'''

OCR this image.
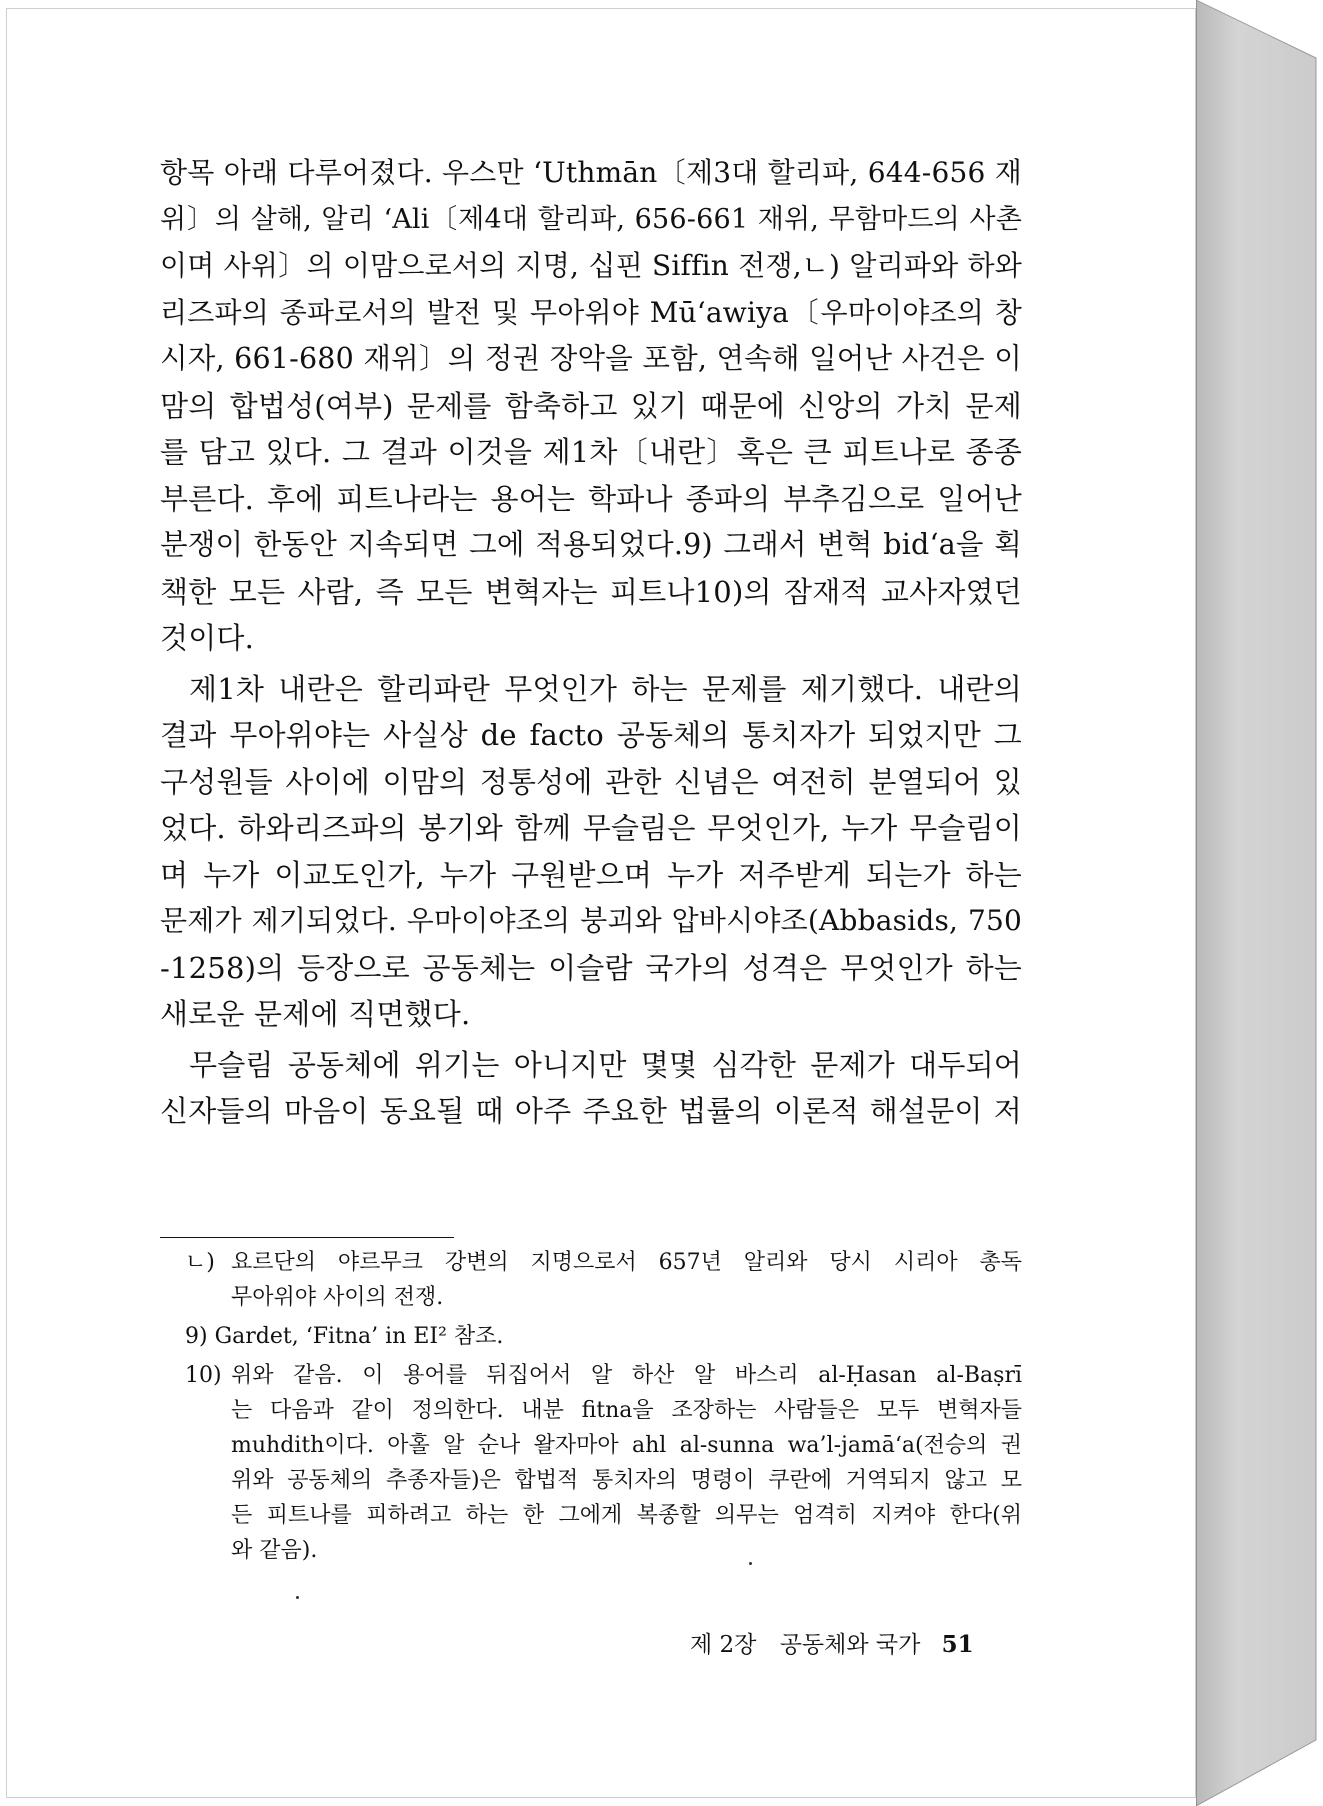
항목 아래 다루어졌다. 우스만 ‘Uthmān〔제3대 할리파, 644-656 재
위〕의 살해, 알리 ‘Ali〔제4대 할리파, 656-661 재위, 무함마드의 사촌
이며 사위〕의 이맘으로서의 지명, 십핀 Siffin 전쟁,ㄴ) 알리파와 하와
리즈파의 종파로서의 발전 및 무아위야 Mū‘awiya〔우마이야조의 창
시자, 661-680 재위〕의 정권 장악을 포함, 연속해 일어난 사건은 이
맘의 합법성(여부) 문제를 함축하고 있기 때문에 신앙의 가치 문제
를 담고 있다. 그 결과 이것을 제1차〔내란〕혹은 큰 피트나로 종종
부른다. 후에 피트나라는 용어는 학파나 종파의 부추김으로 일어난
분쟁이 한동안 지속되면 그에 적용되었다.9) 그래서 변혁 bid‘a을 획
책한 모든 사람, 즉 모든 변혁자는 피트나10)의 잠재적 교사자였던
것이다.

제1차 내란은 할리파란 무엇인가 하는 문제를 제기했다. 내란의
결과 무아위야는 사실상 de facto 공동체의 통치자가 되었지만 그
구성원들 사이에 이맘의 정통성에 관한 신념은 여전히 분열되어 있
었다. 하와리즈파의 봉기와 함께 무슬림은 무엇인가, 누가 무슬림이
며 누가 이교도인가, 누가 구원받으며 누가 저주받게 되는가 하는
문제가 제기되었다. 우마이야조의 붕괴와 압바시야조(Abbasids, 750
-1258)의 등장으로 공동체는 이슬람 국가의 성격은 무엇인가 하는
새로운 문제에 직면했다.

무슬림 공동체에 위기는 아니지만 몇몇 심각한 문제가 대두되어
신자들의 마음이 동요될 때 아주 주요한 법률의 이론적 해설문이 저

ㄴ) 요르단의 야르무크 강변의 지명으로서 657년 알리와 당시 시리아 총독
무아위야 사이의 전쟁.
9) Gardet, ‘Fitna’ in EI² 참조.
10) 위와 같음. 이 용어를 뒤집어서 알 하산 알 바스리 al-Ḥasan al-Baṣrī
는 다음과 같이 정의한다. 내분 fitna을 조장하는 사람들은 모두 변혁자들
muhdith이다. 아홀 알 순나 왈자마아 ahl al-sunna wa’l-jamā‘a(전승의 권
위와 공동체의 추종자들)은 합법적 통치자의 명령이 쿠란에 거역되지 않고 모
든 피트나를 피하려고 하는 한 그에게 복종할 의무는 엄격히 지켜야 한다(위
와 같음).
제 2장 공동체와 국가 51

'''

Task details> In this exercise, set down all of the data exactly, without the pictures.

The answer>
OCR this image.
항목 아래 다루어졌다. 우스만 ‘Uthmān〔제3대 할리파, 644-656 재
위〕의 살해, 알리 ‘Ali〔제4대 할리파, 656-661 재위, 무함마드의 사촌
이며 사위〕의 이맘으로서의 지명, 십핀 Siffin 전쟁,ㄴ) 알리파와 하와
리즈파의 종파로서의 발전 및 무아위야 Mū‘awiya〔우마이야조의 창
시자, 661-680 재위〕의 정권 장악을 포함, 연속해 일어난 사건은 이
맘의 합법성(여부) 문제를 함축하고 있기 때문에 신앙의 가치 문제
를 담고 있다. 그 결과 이것을 제1차〔내란〕혹은 큰 피트나로 종종
부른다. 후에 피트나라는 용어는 학파나 종파의 부추김으로 일어난
분쟁이 한동안 지속되면 그에 적용되었다.9) 그래서 변혁 bid‘a을 획
책한 모든 사람, 즉 모든 변혁자는 피트나10)의 잠재적 교사자였던
것이다.

제1차 내란은 할리파란 무엇인가 하는 문제를 제기했다. 내란의
결과 무아위야는 사실상 de facto 공동체의 통치자가 되었지만 그
구성원들 사이에 이맘의 정통성에 관한 신념은 여전히 분열되어 있
었다. 하와리즈파의 봉기와 함께 무슬림은 무엇인가, 누가 무슬림이
며 누가 이교도인가, 누가 구원받으며 누가 저주받게 되는가 하는
문제가 제기되었다. 우마이야조의 붕괴와 압바시야조(Abbasids, 750
-1258)의 등장으로 공동체는 이슬람 국가의 성격은 무엇인가 하는
새로운 문제에 직면했다.

무슬림 공동체에 위기는 아니지만 몇몇 심각한 문제가 대두되어
신자들의 마음이 동요될 때 아주 주요한 법률의 이론적 해설문이 저

ㄴ) 요르단의 야르무크 강변의 지명으로서 657년 알리와 당시 시리아 총독
무아위야 사이의 전쟁.
9) Gardet, ‘Fitna’ in EI² 참조.
10) 위와 같음. 이 용어를 뒤집어서 알 하산 알 바스리 al-Ḥasan al-Baṣrī
는 다음과 같이 정의한다. 내분 fitna을 조장하는 사람들은 모두 변혁자들
muhdith이다. 아홀 알 순나 왈자마아 ahl al-sunna wa’l-jamā‘a(전승의 권
위와 공동체의 추종자들)은 합법적 통치자의 명령이 쿠란에 거역되지 않고 모
든 피트나를 피하려고 하는 한 그에게 복종할 의무는 엄격히 지켜야 한다(위
와 같음).
제 2장 공동체와 국가 51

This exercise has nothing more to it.